____ Stored data

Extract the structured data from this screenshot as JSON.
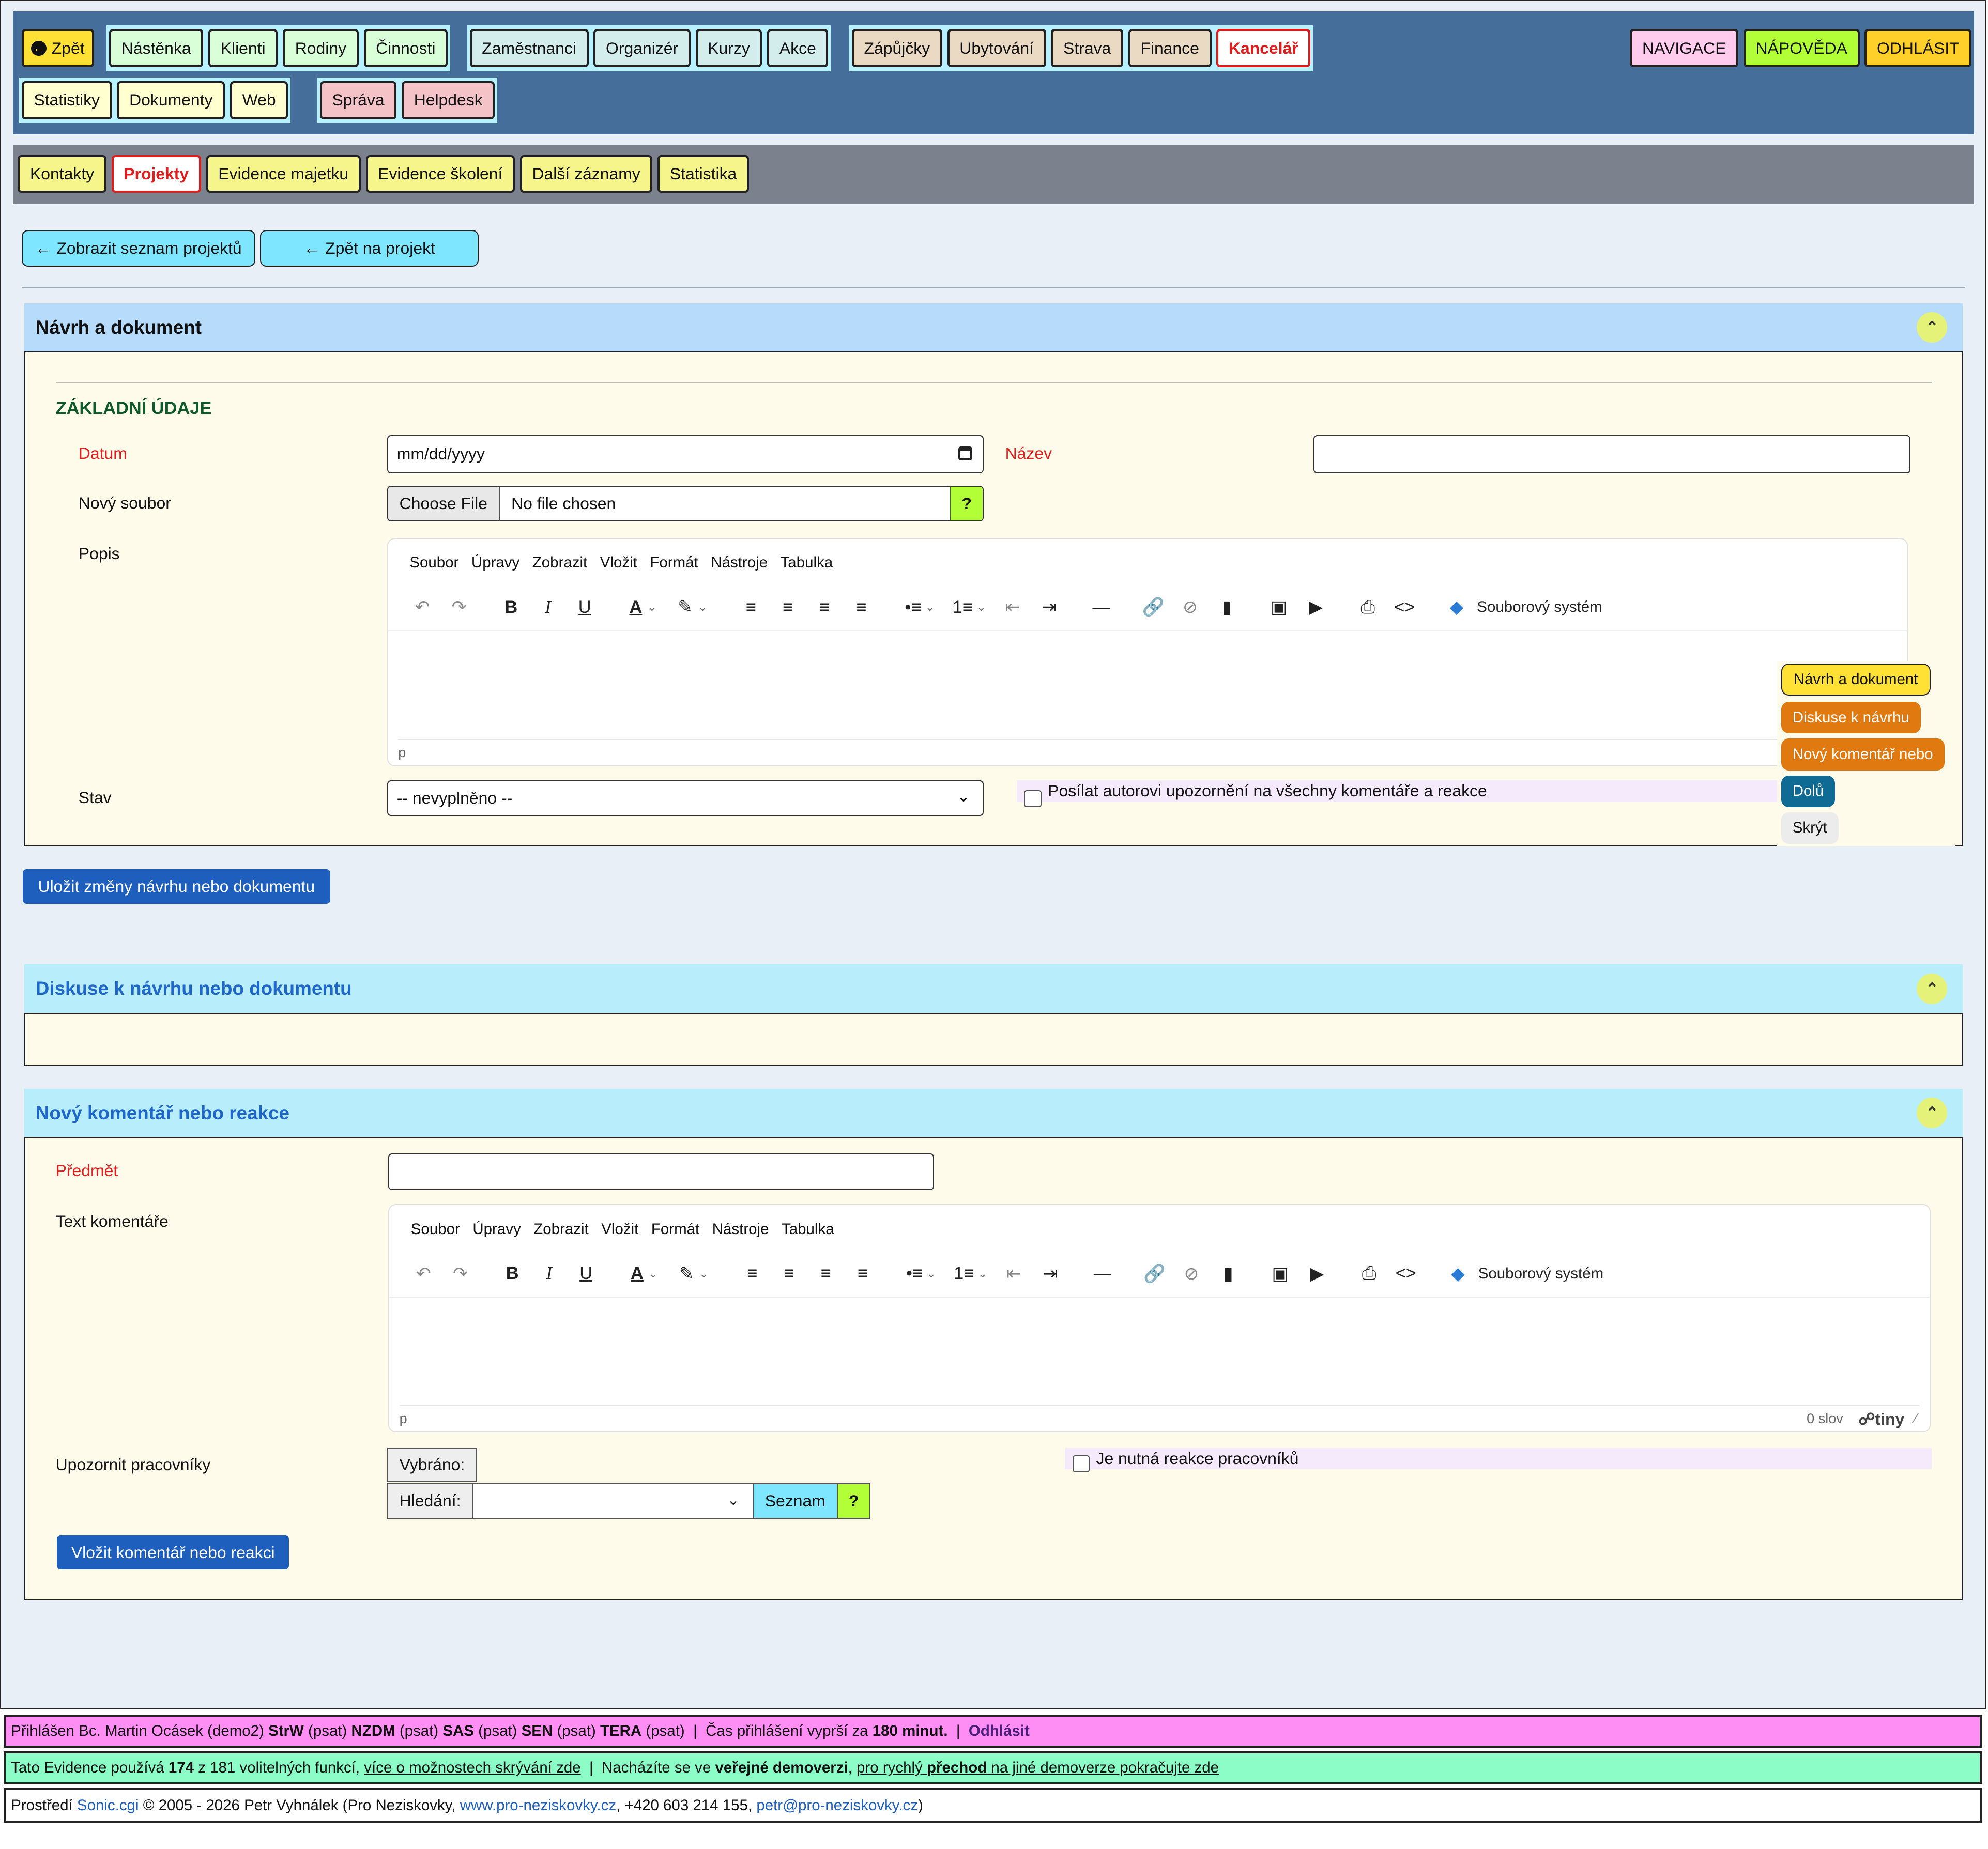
{
  "topnav": {
    "back": "Zpět",
    "group1": [
      "Nástěnka",
      "Klienti",
      "Rodiny",
      "Činnosti"
    ],
    "group2": [
      "Zaměstnanci",
      "Organizér",
      "Kurzy",
      "Akce"
    ],
    "group3": [
      "Zápůjčky",
      "Ubytování",
      "Strava",
      "Finance"
    ],
    "active": "Kancelář",
    "group4": [
      "Statistiky",
      "Dokumenty",
      "Web"
    ],
    "group5": [
      "Správa",
      "Helpdesk"
    ],
    "right": [
      "NAVIGACE",
      "NÁPOVĚDA",
      "ODHLÁSIT"
    ]
  },
  "subnav": {
    "items": [
      "Kontakty",
      "Projekty",
      "Evidence majetku",
      "Evidence školení",
      "Další záznamy",
      "Statistika"
    ]
  },
  "actions": {
    "list": "Zobrazit seznam projektů",
    "back_project": "Zpět na projekt"
  },
  "section1": {
    "title": "Návrh a dokument",
    "subheading": "ZÁKLADNÍ ÚDAJE",
    "date_label": "Datum",
    "date_placeholder": "mm/dd/yyyy",
    "name_label": "Název",
    "file_label": "Nový soubor",
    "file_button": "Choose File",
    "file_status": "No file chosen",
    "help": "?",
    "desc_label": "Popis",
    "state_label": "Stav",
    "state_value": "-- nevyplněno --",
    "notify_label": "Posílat autorovi upozornění na všechny komentáře a reakce",
    "editor_status": "p",
    "save_button": "Uložit změny návrhu nebo dokumentu"
  },
  "editor_menu": [
    "Soubor",
    "Úpravy",
    "Zobrazit",
    "Vložit",
    "Formát",
    "Nástroje",
    "Tabulka"
  ],
  "editor_filesystem": "Souborový systém",
  "floating_menu": {
    "items": [
      "Návrh a dokument",
      "Diskuse k návrhu",
      "Nový komentář nebo",
      "Dolů",
      "Skrýt"
    ],
    "colors": [
      "#ffe135",
      "#e07a10",
      "#e07a10",
      "#0f6a94",
      "#ececec"
    ]
  },
  "section2": {
    "title": "Diskuse k návrhu nebo dokumentu"
  },
  "section3": {
    "title": "Nový komentář nebo reakce",
    "subject_label": "Předmět",
    "text_label": "Text komentáře",
    "editor_status": "p",
    "word_count": "0 slov",
    "tiny_brand": "tiny",
    "notify_workers_label": "Upozornit pracovníky",
    "selected_label": "Vybráno:",
    "search_label": "Hledání:",
    "list_button": "Seznam",
    "help": "?",
    "reaction_label": "Je nutná reakce pracovníků",
    "submit_button": "Vložit komentář nebo reakci"
  },
  "footer": {
    "line1_prefix": "Přihlášen Bc. Martin Ocásek (demo2)",
    "line1_roles": [
      {
        "code": "StrW",
        "mode": "(psat)"
      },
      {
        "code": "NZDM",
        "mode": "(psat)"
      },
      {
        "code": "SAS",
        "mode": "(psat)"
      },
      {
        "code": "SEN",
        "mode": "(psat)"
      },
      {
        "code": "TERA",
        "mode": "(psat)"
      }
    ],
    "line1_timeout_prefix": "Čas přihlášení vyprší za",
    "line1_timeout_value": "180 minut.",
    "line1_logout": "Odhlásit",
    "line2_prefix": "Tato Evidence používá",
    "line2_count": "174",
    "line2_total": "z 181 volitelných funkcí,",
    "line2_link": "více o možnostech skrývání zde",
    "line2_mid": "Nacházíte se ve",
    "line2_mode": "veřejné demoverzi",
    "line2_link2_a": "pro rychlý",
    "line2_link2_b": "přechod",
    "line2_link2_c": "na jiné demoverze pokračujte zde",
    "line3_prefix": "Prostředí",
    "line3_sonic": "Sonic.cgi",
    "line3_copy": "© 2005 - 2026 Petr Vyhnálek (Pro Neziskovky,",
    "line3_web": "www.pro-neziskovky.cz",
    "line3_phone": ", +420 603 214 155,",
    "line3_mail": "petr@pro-neziskovky.cz",
    "line3_end": ")"
  }
}
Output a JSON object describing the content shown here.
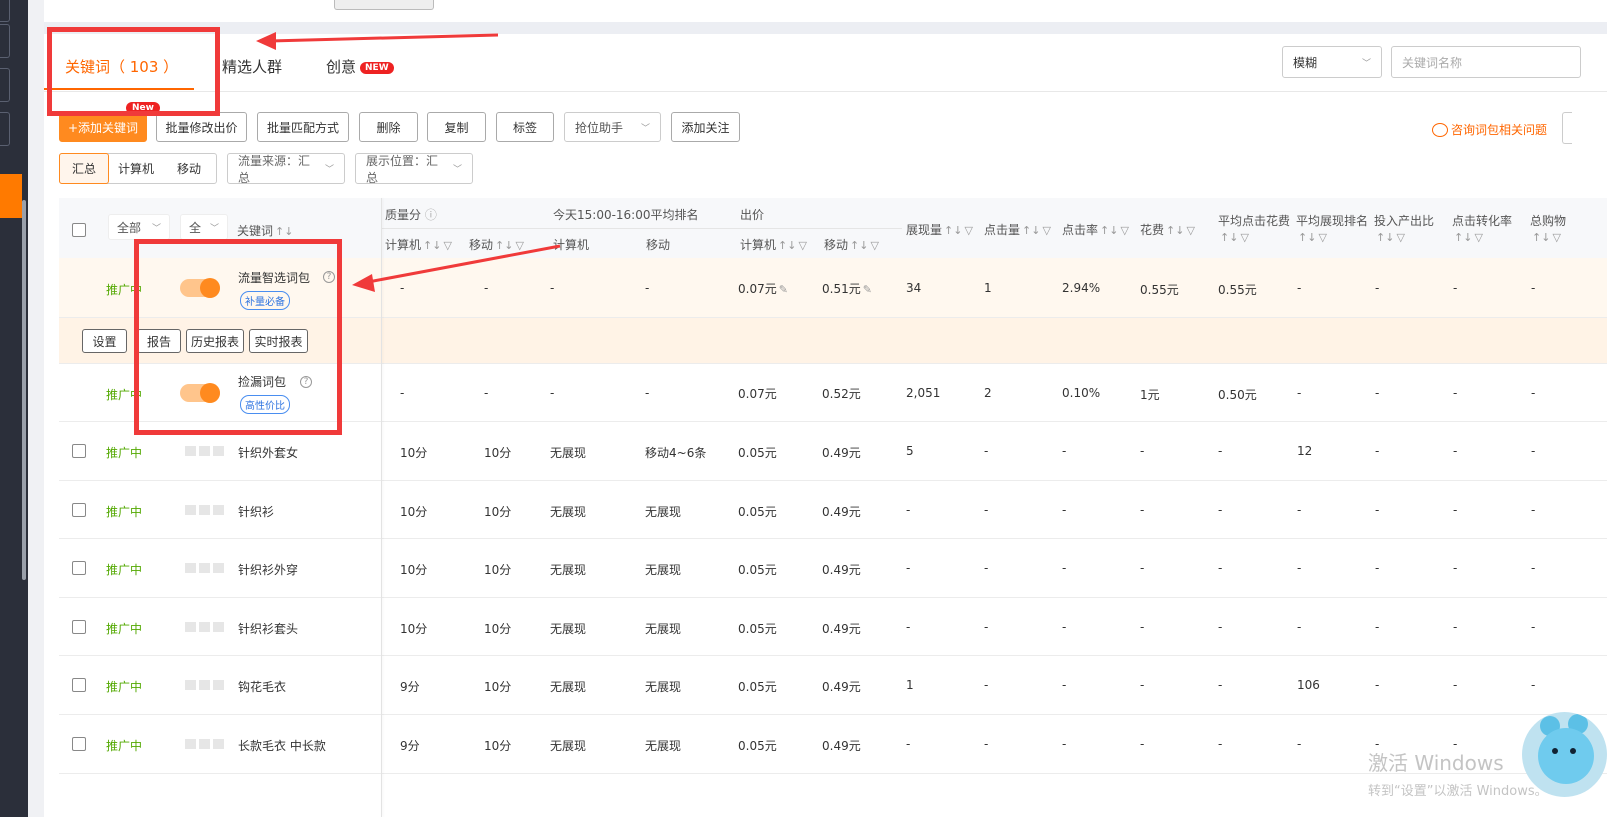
{
  "tabs": {
    "keywords": "关键词（ 103 ）",
    "audience": "精选人群",
    "creative": "创意",
    "creative_badge": "NEW"
  },
  "search": {
    "mode_selected": "模糊",
    "placeholder": "关键词名称"
  },
  "toolbar": {
    "new_badge": "New",
    "add_keyword": "+添加关键词",
    "batch_bid": "批量修改出价",
    "batch_match": "批量匹配方式",
    "delete": "删除",
    "copy": "复制",
    "tag": "标签",
    "rank_helper": "抢位助手",
    "add_follow": "添加关注",
    "help_link": "咨询词包相关问题"
  },
  "filters": {
    "device_tabs": [
      "汇总",
      "计算机",
      "移动"
    ],
    "traffic_source": "流量来源：汇总",
    "display_position": "展示位置：汇总"
  },
  "table": {
    "header": {
      "status_filter": "全部",
      "score_filter": "全",
      "keyword": "关键词",
      "quality_group": "质量分",
      "rank_group": "今天15:00-16:00平均排名",
      "bid_group": "出价",
      "pc": "计算机",
      "mobile": "移动",
      "impressions": "展现量",
      "clicks": "点击量",
      "ctr": "点击率",
      "cost": "花费",
      "avg_cpc": "平均点击花费",
      "avg_rank_l1": "平均展现排名",
      "roi": "投入产出比",
      "cvr": "点击转化率",
      "total_cart": "总购物"
    },
    "sort_glyph": "↑↓",
    "filter_glyph": "▽",
    "packages": [
      {
        "status": "推广中",
        "name": "流量智选词包",
        "tag": "补量必备",
        "quality_pc": "-",
        "quality_mobile": "-",
        "rank_pc": "-",
        "rank_mobile": "-",
        "bid_pc": "0.07元",
        "bid_mobile": "0.51元",
        "impressions": "34",
        "clicks": "1",
        "ctr": "2.94%",
        "cost": "0.55元",
        "avg_cpc": "0.55元",
        "avg_rank": "-",
        "roi": "-",
        "cvr": "-",
        "total_cart": "-"
      },
      {
        "status": "推广中",
        "name": "捡漏词包",
        "tag": "高性价比",
        "quality_pc": "-",
        "quality_mobile": "-",
        "rank_pc": "-",
        "rank_mobile": "-",
        "bid_pc": "0.07元",
        "bid_mobile": "0.52元",
        "impressions": "2,051",
        "clicks": "2",
        "ctr": "0.10%",
        "cost": "1元",
        "avg_cpc": "0.50元",
        "avg_rank": "-",
        "roi": "-",
        "cvr": "-",
        "total_cart": "-"
      }
    ],
    "package_actions": [
      "设置",
      "报告",
      "历史报表",
      "实时报表"
    ],
    "rows": [
      {
        "status": "推广中",
        "keyword": "针织外套女",
        "q_pc": "10分",
        "q_m": "10分",
        "r_pc": "无展现",
        "r_m": "移动4~6条",
        "b_pc": "0.05元",
        "b_m": "0.49元",
        "imp": "5",
        "clk": "-",
        "ctr": "-",
        "cost": "-",
        "cpc": "-",
        "rank": "12",
        "roi": "-",
        "cvr": "-",
        "cart": "-"
      },
      {
        "status": "推广中",
        "keyword": "针织衫",
        "q_pc": "10分",
        "q_m": "10分",
        "r_pc": "无展现",
        "r_m": "无展现",
        "b_pc": "0.05元",
        "b_m": "0.49元",
        "imp": "-",
        "clk": "-",
        "ctr": "-",
        "cost": "-",
        "cpc": "-",
        "rank": "-",
        "roi": "-",
        "cvr": "-",
        "cart": "-"
      },
      {
        "status": "推广中",
        "keyword": "针织衫外穿",
        "q_pc": "10分",
        "q_m": "10分",
        "r_pc": "无展现",
        "r_m": "无展现",
        "b_pc": "0.05元",
        "b_m": "0.49元",
        "imp": "-",
        "clk": "-",
        "ctr": "-",
        "cost": "-",
        "cpc": "-",
        "rank": "-",
        "roi": "-",
        "cvr": "-",
        "cart": "-"
      },
      {
        "status": "推广中",
        "keyword": "针织衫套头",
        "q_pc": "10分",
        "q_m": "10分",
        "r_pc": "无展现",
        "r_m": "无展现",
        "b_pc": "0.05元",
        "b_m": "0.49元",
        "imp": "-",
        "clk": "-",
        "ctr": "-",
        "cost": "-",
        "cpc": "-",
        "rank": "-",
        "roi": "-",
        "cvr": "-",
        "cart": "-"
      },
      {
        "status": "推广中",
        "keyword": "钩花毛衣",
        "q_pc": "9分",
        "q_m": "10分",
        "r_pc": "无展现",
        "r_m": "无展现",
        "b_pc": "0.05元",
        "b_m": "0.49元",
        "imp": "1",
        "clk": "-",
        "ctr": "-",
        "cost": "-",
        "cpc": "-",
        "rank": "106",
        "roi": "-",
        "cvr": "-",
        "cart": "-"
      },
      {
        "status": "推广中",
        "keyword": "长款毛衣 中长款",
        "q_pc": "9分",
        "q_m": "10分",
        "r_pc": "无展现",
        "r_m": "无展现",
        "b_pc": "0.05元",
        "b_m": "0.49元",
        "imp": "-",
        "clk": "-",
        "ctr": "-",
        "cost": "-",
        "cpc": "-",
        "rank": "-",
        "roi": "-",
        "cvr": "-",
        "cart": "-"
      }
    ]
  },
  "watermark": {
    "line1": "激活 Windows",
    "line2": "转到“设置”以激活 Windows。"
  },
  "colors": {
    "accent": "#ff6600",
    "primary_button": "#ff8a1f",
    "status_green": "#52a800",
    "annotation_red": "#f03a3a",
    "tag_blue": "#2f74e0"
  }
}
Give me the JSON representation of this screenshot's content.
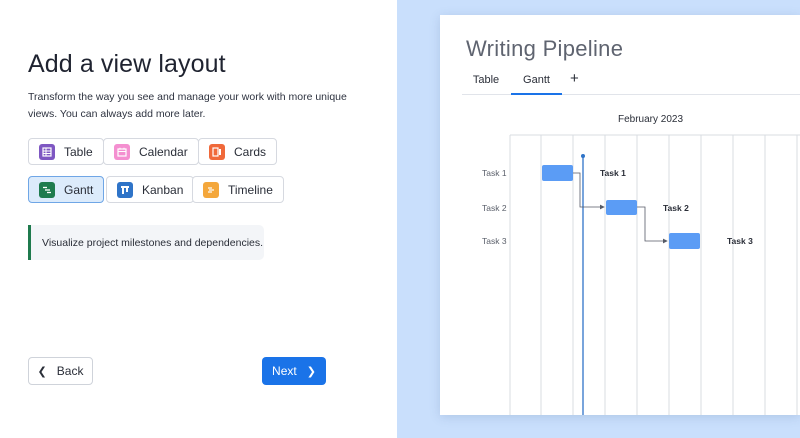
{
  "left": {
    "title": "Add a view layout",
    "subtitle": "Transform the way you see and manage your work with more unique views. You can always add more later.",
    "options": [
      {
        "label": "Table",
        "icon": "table-icon",
        "color": "#7e57c2"
      },
      {
        "label": "Calendar",
        "icon": "calendar-icon",
        "color": "#f48fd0"
      },
      {
        "label": "Cards",
        "icon": "cards-icon",
        "color": "#f0693a"
      },
      {
        "label": "Gantt",
        "icon": "gantt-icon",
        "color": "#1e7b4e",
        "selected": true
      },
      {
        "label": "Kanban",
        "icon": "kanban-icon",
        "color": "#2f74c8"
      },
      {
        "label": "Timeline",
        "icon": "timeline-icon",
        "color": "#f4a73b"
      }
    ],
    "callout": "Visualize project milestones and dependencies.",
    "back_label": "Back",
    "next_label": "Next"
  },
  "preview": {
    "title": "Writing Pipeline",
    "tabs": [
      {
        "label": "Table"
      },
      {
        "label": "Gantt",
        "active": true
      }
    ],
    "add_tab": "+",
    "month": "February 2023",
    "rows": [
      {
        "label": "Task 1",
        "bar_label": "Task 1"
      },
      {
        "label": "Task 2",
        "bar_label": "Task 2"
      },
      {
        "label": "Task 3",
        "bar_label": "Task 3"
      }
    ],
    "colors": {
      "bar": "#5b9cf5",
      "today": "#2f74c8",
      "accent": "#1a73e8"
    }
  }
}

________

[Description of the task] Starting at the line that contains "Give me the", write out every line through the final line of the entries, word for word; skip any pictures.

[Answer for the task]
Give me the JSON representation of this screenshot's content.
{
  "left": {
    "title": "Add a view layout",
    "subtitle": "Transform the way you see and manage your work with more unique views. You can always add more later.",
    "options": [
      {
        "label": "Table",
        "icon": "table-icon",
        "color": "#7e57c2"
      },
      {
        "label": "Calendar",
        "icon": "calendar-icon",
        "color": "#f48fd0"
      },
      {
        "label": "Cards",
        "icon": "cards-icon",
        "color": "#f0693a"
      },
      {
        "label": "Gantt",
        "icon": "gantt-icon",
        "color": "#1e7b4e",
        "selected": true
      },
      {
        "label": "Kanban",
        "icon": "kanban-icon",
        "color": "#2f74c8"
      },
      {
        "label": "Timeline",
        "icon": "timeline-icon",
        "color": "#f4a73b"
      }
    ],
    "callout": "Visualize project milestones and dependencies.",
    "back_label": "Back",
    "next_label": "Next"
  },
  "preview": {
    "title": "Writing Pipeline",
    "tabs": [
      {
        "label": "Table"
      },
      {
        "label": "Gantt",
        "active": true
      }
    ],
    "add_tab": "+",
    "month": "February 2023",
    "rows": [
      {
        "label": "Task 1",
        "bar_label": "Task 1"
      },
      {
        "label": "Task 2",
        "bar_label": "Task 2"
      },
      {
        "label": "Task 3",
        "bar_label": "Task 3"
      }
    ],
    "colors": {
      "bar": "#5b9cf5",
      "today": "#2f74c8",
      "accent": "#1a73e8"
    }
  }
}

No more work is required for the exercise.